* **GIVEN EXERCISE**:
Reproduce all the entries exactly and keep the pictures out.
● ● ● ●
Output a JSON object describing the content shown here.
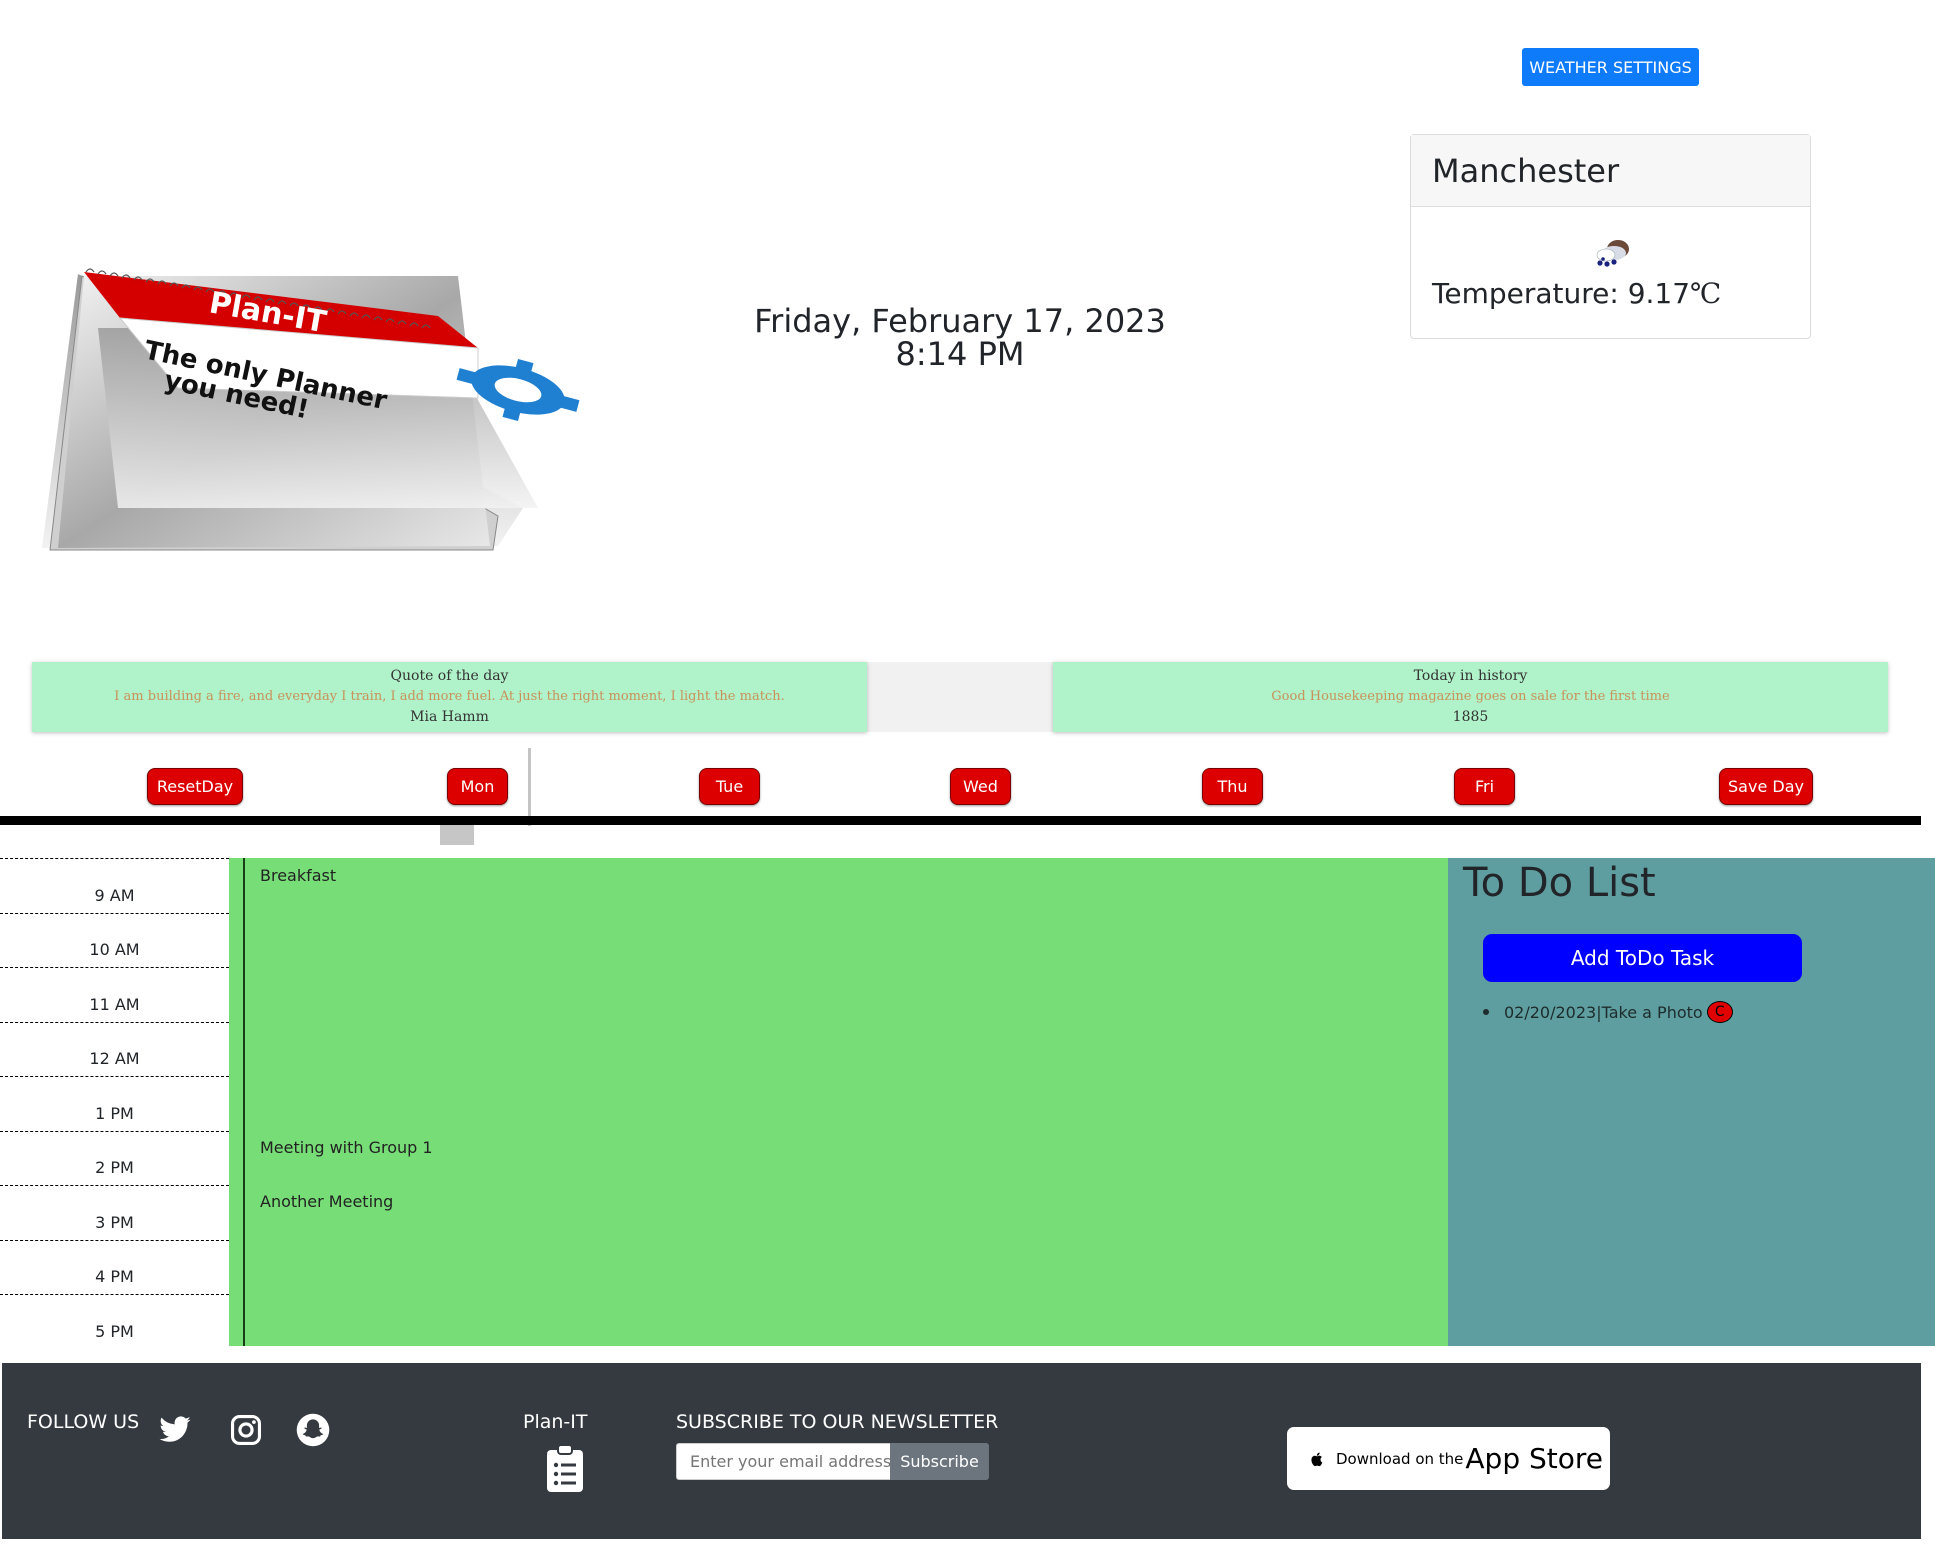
{
  "header": {
    "weather_settings_label": "WEATHER SETTINGS",
    "datetime": "Friday, February 17, 2023 8:14 PM"
  },
  "weather": {
    "city": "Manchester",
    "temperature_label": "Temperature: 9.17",
    "unit": "℃",
    "icon": "rain-cloud-icon"
  },
  "logo": {
    "banner_text": "Plan-IT",
    "tagline_line1": "The only Planner",
    "tagline_line2": "you need!"
  },
  "quote": {
    "title": "Quote of the day",
    "text": "I am building a fire, and everyday I train, I add more fuel. At just the right moment, I light the match.",
    "author": "Mia Hamm"
  },
  "history": {
    "title": "Today in history",
    "text": "Good Housekeeping magazine goes on sale for the first time",
    "year": "1885"
  },
  "days": {
    "reset": "ResetDay",
    "mon": "Mon",
    "tue": "Tue",
    "wed": "Wed",
    "thu": "Thu",
    "fri": "Fri",
    "save": "Save Day"
  },
  "hours": [
    "9 AM",
    "10 AM",
    "11 AM",
    "12 AM",
    "1 PM",
    "2 PM",
    "3 PM",
    "4 PM",
    "5 PM"
  ],
  "events": {
    "breakfast": "Breakfast",
    "meeting1": "Meeting with Group 1",
    "meeting2": "Another Meeting"
  },
  "todo": {
    "title": "To Do List",
    "add_label": "Add ToDo Task",
    "items": [
      {
        "text": "02/20/2023|Take a Photo",
        "delete_label": "C"
      }
    ]
  },
  "footer": {
    "follow": "FOLLOW US",
    "social": [
      "twitter-icon",
      "instagram-icon",
      "snapchat-icon"
    ],
    "brand": "Plan-IT",
    "newsletter_title": "SUBSCRIBE TO OUR NEWSLETTER",
    "email_placeholder": "Enter your email address",
    "subscribe_label": "Subscribe",
    "appstore_small": "Download on the",
    "appstore_big": "App Store"
  },
  "colors": {
    "accent_blue": "#0d7bfa",
    "day_button_red": "#dd0000",
    "planner_green": "#77dd77",
    "todo_teal": "#5f9ea0",
    "quote_green": "#b0f2c9",
    "footer_dark": "#343a40"
  }
}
● ● ● ●
* **RESULT OF THE EXERCISE**:
Output a JSON object describing the content shown here.
{
  "header": {
    "weather_settings_label": "WEATHER SETTINGS",
    "datetime": "Friday, February 17, 2023 8:14 PM"
  },
  "weather": {
    "city": "Manchester",
    "temperature_label": "Temperature: 9.17",
    "unit": "℃",
    "icon": "rain-cloud-icon"
  },
  "logo": {
    "banner_text": "Plan-IT",
    "tagline_line1": "The only Planner",
    "tagline_line2": "you need!"
  },
  "quote": {
    "title": "Quote of the day",
    "text": "I am building a fire, and everyday I train, I add more fuel. At just the right moment, I light the match.",
    "author": "Mia Hamm"
  },
  "history": {
    "title": "Today in history",
    "text": "Good Housekeeping magazine goes on sale for the first time",
    "year": "1885"
  },
  "days": {
    "reset": "ResetDay",
    "mon": "Mon",
    "tue": "Tue",
    "wed": "Wed",
    "thu": "Thu",
    "fri": "Fri",
    "save": "Save Day"
  },
  "hours": [
    "9 AM",
    "10 AM",
    "11 AM",
    "12 AM",
    "1 PM",
    "2 PM",
    "3 PM",
    "4 PM",
    "5 PM"
  ],
  "events": {
    "breakfast": "Breakfast",
    "meeting1": "Meeting with Group 1",
    "meeting2": "Another Meeting"
  },
  "todo": {
    "title": "To Do List",
    "add_label": "Add ToDo Task",
    "items": [
      {
        "text": "02/20/2023|Take a Photo",
        "delete_label": "C"
      }
    ]
  },
  "footer": {
    "follow": "FOLLOW US",
    "social": [
      "twitter-icon",
      "instagram-icon",
      "snapchat-icon"
    ],
    "brand": "Plan-IT",
    "newsletter_title": "SUBSCRIBE TO OUR NEWSLETTER",
    "email_placeholder": "Enter your email address",
    "subscribe_label": "Subscribe",
    "appstore_small": "Download on the",
    "appstore_big": "App Store"
  },
  "colors": {
    "accent_blue": "#0d7bfa",
    "day_button_red": "#dd0000",
    "planner_green": "#77dd77",
    "todo_teal": "#5f9ea0",
    "quote_green": "#b0f2c9",
    "footer_dark": "#343a40"
  }
}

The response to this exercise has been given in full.